● **What to produce**:
Wherever the word "this" appears in a line, copy that line.
━━ Information supplied ━━
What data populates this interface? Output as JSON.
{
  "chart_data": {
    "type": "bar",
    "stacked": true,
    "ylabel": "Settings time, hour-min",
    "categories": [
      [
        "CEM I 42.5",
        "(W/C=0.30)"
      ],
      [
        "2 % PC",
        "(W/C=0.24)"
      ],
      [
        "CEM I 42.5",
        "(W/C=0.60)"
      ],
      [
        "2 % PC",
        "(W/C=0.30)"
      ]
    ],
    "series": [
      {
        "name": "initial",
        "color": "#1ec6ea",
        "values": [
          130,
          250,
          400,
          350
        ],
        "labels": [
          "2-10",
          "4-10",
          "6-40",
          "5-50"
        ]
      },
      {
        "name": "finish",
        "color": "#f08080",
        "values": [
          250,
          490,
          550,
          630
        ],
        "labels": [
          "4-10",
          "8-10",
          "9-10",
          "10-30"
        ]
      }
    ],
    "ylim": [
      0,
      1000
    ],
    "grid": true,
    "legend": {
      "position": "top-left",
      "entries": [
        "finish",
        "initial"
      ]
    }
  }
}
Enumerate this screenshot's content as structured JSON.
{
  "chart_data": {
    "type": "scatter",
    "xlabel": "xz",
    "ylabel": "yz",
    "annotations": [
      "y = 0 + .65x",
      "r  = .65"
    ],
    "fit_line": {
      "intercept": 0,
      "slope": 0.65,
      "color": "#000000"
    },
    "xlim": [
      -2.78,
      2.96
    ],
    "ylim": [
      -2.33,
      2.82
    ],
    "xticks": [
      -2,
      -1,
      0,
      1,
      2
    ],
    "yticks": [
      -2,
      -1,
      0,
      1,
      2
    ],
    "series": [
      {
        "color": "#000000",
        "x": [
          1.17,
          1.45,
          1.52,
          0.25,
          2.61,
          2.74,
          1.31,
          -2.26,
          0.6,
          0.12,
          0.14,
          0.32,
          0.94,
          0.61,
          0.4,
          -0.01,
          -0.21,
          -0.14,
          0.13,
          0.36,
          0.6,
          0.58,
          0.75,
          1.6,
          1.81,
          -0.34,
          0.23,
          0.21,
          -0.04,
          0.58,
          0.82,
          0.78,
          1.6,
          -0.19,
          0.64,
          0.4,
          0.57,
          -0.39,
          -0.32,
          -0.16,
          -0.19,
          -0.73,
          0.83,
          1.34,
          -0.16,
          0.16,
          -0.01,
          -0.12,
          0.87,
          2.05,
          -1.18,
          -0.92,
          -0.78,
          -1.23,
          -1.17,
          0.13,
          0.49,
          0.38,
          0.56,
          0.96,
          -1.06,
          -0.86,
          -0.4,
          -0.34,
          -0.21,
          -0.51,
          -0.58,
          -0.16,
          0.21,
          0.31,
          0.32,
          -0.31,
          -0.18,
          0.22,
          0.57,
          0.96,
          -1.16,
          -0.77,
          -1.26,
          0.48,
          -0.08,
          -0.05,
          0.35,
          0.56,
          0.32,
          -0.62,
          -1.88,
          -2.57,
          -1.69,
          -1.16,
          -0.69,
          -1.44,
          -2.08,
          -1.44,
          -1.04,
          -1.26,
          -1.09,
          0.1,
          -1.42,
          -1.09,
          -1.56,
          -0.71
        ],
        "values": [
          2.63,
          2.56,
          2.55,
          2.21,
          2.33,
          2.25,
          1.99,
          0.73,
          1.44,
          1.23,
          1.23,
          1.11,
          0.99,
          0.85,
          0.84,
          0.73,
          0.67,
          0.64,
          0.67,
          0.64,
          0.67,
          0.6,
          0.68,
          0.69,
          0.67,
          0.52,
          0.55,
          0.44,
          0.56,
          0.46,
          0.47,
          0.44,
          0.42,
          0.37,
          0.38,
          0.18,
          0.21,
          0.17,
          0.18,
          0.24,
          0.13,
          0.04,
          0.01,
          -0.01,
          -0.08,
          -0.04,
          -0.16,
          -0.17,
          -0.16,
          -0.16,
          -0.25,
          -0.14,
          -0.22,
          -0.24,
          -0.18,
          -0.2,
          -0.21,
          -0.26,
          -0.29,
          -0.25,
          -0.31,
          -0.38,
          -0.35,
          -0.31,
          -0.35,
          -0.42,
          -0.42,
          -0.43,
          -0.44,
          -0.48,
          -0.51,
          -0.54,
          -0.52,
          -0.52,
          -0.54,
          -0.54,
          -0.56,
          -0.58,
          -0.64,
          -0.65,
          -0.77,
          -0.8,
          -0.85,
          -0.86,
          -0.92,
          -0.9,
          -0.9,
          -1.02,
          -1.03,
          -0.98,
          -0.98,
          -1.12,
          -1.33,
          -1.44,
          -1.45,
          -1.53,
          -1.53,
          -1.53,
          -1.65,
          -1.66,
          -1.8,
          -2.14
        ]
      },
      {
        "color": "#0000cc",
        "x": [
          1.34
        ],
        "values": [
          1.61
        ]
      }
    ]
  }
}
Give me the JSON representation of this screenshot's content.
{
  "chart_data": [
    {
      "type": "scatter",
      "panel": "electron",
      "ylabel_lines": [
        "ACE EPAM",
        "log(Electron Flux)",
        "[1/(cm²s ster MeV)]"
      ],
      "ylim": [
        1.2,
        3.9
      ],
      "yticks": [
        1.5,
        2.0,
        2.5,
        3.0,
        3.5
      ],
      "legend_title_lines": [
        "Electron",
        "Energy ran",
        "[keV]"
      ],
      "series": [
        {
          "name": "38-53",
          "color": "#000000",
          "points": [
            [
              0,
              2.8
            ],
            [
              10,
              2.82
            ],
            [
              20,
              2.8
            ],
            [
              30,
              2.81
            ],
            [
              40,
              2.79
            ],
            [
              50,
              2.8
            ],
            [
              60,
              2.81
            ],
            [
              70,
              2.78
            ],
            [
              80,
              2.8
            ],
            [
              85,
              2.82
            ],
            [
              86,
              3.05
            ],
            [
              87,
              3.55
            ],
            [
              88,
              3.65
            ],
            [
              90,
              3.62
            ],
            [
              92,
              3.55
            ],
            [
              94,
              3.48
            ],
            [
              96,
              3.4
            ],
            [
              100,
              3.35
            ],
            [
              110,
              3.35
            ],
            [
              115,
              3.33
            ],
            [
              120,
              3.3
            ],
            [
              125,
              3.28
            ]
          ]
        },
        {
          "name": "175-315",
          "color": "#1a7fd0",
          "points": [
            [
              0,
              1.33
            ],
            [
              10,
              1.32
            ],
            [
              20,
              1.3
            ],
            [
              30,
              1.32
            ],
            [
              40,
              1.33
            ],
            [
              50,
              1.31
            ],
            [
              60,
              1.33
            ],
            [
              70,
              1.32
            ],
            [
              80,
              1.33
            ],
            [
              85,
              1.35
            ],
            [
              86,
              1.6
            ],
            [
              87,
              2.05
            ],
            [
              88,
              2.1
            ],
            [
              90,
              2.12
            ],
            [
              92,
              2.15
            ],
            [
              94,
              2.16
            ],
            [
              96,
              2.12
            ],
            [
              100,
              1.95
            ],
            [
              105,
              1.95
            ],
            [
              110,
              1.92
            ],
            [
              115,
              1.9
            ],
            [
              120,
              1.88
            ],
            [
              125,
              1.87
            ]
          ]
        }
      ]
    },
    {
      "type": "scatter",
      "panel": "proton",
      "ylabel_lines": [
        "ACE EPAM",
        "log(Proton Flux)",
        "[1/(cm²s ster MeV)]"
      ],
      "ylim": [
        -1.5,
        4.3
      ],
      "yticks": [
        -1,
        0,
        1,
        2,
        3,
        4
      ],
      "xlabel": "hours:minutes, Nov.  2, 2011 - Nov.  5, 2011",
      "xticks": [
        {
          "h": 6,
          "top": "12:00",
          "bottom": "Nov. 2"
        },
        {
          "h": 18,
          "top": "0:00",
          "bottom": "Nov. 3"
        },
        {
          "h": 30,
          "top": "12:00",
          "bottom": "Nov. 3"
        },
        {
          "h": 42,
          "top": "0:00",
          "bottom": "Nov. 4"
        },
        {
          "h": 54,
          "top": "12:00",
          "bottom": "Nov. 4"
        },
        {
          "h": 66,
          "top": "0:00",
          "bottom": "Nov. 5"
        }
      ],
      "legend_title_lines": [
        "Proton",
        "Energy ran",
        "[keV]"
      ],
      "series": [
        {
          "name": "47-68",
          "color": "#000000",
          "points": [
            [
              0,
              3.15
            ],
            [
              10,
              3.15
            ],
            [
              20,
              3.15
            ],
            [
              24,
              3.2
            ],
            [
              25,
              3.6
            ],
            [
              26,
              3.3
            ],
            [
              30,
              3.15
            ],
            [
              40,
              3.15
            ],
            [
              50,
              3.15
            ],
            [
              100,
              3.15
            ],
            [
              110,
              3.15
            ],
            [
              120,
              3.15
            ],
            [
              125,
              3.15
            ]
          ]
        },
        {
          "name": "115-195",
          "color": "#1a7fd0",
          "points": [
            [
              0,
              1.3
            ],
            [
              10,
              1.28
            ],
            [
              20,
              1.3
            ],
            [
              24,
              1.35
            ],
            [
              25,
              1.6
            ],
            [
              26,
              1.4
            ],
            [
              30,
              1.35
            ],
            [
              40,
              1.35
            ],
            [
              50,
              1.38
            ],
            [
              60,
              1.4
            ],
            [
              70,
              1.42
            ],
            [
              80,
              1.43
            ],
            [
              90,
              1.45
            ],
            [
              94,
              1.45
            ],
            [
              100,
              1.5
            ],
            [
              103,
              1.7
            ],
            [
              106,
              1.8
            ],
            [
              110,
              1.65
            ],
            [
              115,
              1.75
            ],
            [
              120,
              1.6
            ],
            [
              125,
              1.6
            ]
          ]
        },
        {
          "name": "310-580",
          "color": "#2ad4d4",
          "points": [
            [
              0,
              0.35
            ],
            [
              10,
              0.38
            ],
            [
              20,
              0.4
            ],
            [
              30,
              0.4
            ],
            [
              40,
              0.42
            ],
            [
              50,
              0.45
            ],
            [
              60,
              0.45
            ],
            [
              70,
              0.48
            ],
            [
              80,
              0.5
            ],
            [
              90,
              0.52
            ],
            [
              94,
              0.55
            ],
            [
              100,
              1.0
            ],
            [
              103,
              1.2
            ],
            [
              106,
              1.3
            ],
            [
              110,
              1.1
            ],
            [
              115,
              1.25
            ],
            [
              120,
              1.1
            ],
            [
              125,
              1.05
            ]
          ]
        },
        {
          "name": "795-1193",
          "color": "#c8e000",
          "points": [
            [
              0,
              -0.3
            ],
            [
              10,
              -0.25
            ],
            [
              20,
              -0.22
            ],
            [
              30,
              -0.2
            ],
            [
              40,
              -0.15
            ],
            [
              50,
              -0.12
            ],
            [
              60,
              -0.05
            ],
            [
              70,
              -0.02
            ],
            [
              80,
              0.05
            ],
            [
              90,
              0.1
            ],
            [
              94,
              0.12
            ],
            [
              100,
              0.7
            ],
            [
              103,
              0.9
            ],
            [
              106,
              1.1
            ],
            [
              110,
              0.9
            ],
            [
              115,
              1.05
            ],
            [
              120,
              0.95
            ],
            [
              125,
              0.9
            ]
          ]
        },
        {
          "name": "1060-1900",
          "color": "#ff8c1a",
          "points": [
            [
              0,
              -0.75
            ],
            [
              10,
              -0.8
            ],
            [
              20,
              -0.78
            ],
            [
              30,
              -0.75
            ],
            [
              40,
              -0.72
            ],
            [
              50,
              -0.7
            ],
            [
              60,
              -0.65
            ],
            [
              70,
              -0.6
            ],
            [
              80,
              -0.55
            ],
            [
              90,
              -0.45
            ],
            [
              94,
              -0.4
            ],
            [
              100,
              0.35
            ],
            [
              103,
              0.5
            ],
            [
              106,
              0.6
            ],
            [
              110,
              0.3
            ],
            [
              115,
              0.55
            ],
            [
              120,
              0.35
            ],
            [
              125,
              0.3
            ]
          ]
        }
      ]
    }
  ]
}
━━━
● **Task solution**:
What data populates this interface? Output as JSON.
Enumerate this screenshot's content as structured JSON.
Give me the JSON representation of this screenshot's content.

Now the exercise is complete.